▸ **EXERCISE DESCRIPTION**: Find each line with the word "открытого" and say how many there are, nothing else.

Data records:
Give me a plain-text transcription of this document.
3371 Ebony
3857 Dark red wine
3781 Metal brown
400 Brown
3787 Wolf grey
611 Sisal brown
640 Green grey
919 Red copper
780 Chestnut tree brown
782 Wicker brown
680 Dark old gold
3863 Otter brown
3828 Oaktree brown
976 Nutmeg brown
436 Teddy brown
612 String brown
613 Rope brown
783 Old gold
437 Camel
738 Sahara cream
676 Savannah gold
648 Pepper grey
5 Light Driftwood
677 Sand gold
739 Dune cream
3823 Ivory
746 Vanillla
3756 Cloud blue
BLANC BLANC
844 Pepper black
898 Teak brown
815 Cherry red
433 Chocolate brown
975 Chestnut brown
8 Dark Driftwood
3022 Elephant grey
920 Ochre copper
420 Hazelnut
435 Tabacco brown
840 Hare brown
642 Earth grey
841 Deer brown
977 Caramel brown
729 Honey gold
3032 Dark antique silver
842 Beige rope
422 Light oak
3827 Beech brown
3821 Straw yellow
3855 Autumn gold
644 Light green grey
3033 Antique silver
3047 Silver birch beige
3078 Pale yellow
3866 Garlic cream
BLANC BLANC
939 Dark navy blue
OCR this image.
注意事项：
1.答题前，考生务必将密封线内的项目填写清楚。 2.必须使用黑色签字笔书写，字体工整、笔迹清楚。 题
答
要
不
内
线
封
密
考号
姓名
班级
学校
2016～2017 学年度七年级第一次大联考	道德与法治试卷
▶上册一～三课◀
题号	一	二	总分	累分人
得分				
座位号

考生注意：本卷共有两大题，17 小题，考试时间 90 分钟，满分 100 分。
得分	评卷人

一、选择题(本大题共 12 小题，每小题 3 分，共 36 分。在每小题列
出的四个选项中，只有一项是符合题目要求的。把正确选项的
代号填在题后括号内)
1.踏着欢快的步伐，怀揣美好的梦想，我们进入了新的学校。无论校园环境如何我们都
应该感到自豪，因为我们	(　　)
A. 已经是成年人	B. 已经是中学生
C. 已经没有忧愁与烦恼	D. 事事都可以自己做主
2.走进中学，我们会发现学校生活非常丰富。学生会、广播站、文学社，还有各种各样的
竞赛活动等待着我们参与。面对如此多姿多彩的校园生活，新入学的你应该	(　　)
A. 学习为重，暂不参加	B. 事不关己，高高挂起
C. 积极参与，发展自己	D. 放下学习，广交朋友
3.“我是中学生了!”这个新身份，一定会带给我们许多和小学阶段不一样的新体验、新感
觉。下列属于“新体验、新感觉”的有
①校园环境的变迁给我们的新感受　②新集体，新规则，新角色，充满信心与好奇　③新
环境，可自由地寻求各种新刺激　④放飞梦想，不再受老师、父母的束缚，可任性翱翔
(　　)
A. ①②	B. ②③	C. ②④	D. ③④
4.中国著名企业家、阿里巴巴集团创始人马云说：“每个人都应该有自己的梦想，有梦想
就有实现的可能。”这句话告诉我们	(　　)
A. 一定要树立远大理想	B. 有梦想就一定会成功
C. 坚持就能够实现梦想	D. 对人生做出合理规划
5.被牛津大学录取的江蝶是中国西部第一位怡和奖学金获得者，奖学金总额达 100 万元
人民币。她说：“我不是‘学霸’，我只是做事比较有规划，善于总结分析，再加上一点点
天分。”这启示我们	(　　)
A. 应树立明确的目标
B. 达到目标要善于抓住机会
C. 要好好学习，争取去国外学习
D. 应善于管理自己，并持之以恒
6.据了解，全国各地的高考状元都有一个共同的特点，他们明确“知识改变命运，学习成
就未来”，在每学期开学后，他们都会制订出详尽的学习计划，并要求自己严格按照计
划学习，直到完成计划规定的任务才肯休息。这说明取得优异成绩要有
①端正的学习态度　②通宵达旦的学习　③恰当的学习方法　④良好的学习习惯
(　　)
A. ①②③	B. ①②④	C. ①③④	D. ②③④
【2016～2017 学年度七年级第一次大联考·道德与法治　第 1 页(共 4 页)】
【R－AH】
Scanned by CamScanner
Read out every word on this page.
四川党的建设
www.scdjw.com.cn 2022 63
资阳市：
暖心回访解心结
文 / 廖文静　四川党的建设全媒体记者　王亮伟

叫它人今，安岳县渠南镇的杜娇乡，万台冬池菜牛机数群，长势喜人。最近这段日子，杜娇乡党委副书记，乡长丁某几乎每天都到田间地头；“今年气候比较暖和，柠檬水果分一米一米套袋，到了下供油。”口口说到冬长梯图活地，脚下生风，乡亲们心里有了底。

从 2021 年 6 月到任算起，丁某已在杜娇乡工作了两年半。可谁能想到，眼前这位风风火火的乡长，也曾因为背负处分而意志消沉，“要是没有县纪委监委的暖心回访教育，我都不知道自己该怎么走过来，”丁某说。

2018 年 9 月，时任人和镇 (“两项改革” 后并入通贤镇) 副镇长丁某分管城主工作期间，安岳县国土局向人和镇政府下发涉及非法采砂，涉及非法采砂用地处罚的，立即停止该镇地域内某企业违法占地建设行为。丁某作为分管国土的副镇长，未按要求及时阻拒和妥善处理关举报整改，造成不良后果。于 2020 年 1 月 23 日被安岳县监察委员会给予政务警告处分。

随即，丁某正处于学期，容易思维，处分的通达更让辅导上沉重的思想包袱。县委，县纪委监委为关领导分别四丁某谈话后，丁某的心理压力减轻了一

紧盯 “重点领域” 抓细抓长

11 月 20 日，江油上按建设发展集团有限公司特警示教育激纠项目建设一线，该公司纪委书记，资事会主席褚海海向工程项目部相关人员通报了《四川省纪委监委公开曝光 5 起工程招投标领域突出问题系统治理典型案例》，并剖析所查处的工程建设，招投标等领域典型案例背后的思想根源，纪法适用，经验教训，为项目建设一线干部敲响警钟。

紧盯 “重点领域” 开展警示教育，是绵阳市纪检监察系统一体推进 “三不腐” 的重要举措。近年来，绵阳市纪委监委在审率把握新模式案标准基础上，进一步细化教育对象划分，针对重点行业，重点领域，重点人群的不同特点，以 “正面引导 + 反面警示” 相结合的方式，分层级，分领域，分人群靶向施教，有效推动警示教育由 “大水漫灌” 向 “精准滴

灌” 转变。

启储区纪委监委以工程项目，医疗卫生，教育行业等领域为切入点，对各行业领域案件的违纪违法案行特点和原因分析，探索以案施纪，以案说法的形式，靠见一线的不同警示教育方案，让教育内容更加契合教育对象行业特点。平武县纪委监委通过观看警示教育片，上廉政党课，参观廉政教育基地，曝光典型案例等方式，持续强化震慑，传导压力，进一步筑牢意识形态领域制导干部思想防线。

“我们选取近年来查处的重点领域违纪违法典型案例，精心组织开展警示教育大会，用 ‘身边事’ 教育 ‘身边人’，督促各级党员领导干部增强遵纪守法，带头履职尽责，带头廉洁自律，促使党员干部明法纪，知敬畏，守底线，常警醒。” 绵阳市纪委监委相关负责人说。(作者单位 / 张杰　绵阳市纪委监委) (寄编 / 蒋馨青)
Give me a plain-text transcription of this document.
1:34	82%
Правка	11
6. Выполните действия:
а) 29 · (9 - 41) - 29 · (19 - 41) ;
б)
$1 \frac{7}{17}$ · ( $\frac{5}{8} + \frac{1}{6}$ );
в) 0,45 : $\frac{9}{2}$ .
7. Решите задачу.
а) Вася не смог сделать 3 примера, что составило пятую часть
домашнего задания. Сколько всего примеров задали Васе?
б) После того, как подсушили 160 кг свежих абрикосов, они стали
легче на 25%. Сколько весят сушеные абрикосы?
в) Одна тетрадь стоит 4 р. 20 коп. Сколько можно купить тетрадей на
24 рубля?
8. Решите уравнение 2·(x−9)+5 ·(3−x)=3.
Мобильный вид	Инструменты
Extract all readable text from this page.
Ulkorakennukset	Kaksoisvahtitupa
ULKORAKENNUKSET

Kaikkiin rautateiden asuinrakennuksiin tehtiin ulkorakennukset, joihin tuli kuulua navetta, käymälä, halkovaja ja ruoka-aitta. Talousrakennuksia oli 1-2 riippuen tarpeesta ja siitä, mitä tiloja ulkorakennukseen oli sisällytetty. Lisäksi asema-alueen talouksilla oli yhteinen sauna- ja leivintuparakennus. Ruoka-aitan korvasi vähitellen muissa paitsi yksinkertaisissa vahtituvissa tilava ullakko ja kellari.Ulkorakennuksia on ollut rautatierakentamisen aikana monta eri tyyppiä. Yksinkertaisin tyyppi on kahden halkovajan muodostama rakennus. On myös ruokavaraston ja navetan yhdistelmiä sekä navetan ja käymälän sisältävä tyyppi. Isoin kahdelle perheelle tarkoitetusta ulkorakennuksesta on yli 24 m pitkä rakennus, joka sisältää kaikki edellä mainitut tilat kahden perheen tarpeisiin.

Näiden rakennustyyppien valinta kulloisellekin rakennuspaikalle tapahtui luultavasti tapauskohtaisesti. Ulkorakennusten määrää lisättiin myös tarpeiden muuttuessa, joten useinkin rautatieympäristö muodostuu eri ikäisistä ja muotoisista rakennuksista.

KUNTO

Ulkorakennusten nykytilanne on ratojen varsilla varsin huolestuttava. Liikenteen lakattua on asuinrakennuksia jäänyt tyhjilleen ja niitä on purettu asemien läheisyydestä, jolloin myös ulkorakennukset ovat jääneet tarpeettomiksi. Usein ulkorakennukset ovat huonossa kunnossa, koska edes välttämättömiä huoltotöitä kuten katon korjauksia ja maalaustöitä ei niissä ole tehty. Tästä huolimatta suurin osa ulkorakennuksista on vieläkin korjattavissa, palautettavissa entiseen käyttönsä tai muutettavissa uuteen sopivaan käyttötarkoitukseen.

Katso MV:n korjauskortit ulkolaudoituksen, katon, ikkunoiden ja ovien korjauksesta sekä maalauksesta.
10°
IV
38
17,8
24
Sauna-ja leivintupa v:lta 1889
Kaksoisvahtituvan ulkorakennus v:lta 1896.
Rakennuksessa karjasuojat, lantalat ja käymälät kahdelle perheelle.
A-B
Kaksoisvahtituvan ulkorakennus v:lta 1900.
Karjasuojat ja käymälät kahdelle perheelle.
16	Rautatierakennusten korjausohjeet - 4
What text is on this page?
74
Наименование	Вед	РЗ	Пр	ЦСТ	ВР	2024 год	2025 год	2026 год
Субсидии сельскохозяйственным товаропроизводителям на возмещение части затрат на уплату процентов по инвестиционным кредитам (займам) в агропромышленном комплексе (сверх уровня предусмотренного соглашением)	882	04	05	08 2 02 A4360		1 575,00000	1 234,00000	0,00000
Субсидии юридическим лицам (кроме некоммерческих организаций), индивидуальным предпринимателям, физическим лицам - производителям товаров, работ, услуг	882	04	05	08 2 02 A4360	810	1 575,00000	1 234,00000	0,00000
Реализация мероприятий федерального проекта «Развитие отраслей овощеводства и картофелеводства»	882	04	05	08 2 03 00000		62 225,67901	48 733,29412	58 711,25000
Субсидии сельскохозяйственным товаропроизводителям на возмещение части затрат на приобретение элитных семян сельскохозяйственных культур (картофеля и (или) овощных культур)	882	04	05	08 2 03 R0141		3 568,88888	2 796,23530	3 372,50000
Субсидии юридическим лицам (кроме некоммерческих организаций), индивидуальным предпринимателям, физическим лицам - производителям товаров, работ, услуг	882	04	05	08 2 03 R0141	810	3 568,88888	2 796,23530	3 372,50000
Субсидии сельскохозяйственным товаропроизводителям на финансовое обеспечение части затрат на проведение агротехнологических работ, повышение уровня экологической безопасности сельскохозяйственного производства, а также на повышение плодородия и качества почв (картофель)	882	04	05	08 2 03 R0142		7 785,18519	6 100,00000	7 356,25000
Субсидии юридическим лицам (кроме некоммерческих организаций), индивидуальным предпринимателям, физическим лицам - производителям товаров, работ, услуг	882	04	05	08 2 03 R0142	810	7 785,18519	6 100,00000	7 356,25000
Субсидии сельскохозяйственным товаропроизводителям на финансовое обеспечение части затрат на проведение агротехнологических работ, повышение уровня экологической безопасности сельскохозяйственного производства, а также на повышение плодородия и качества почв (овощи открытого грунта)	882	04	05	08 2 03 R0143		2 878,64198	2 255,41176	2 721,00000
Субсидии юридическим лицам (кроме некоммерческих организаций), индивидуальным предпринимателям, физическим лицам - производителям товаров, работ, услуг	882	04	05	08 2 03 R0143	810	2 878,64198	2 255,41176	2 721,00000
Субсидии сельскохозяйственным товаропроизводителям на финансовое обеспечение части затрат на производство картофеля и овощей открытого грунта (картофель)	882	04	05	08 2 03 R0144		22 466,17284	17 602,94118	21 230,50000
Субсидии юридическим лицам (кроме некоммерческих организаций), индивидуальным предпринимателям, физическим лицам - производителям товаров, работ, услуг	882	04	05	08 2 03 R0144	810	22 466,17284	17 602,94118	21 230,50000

▸ **SOLUTION TO THIS TASK**: 2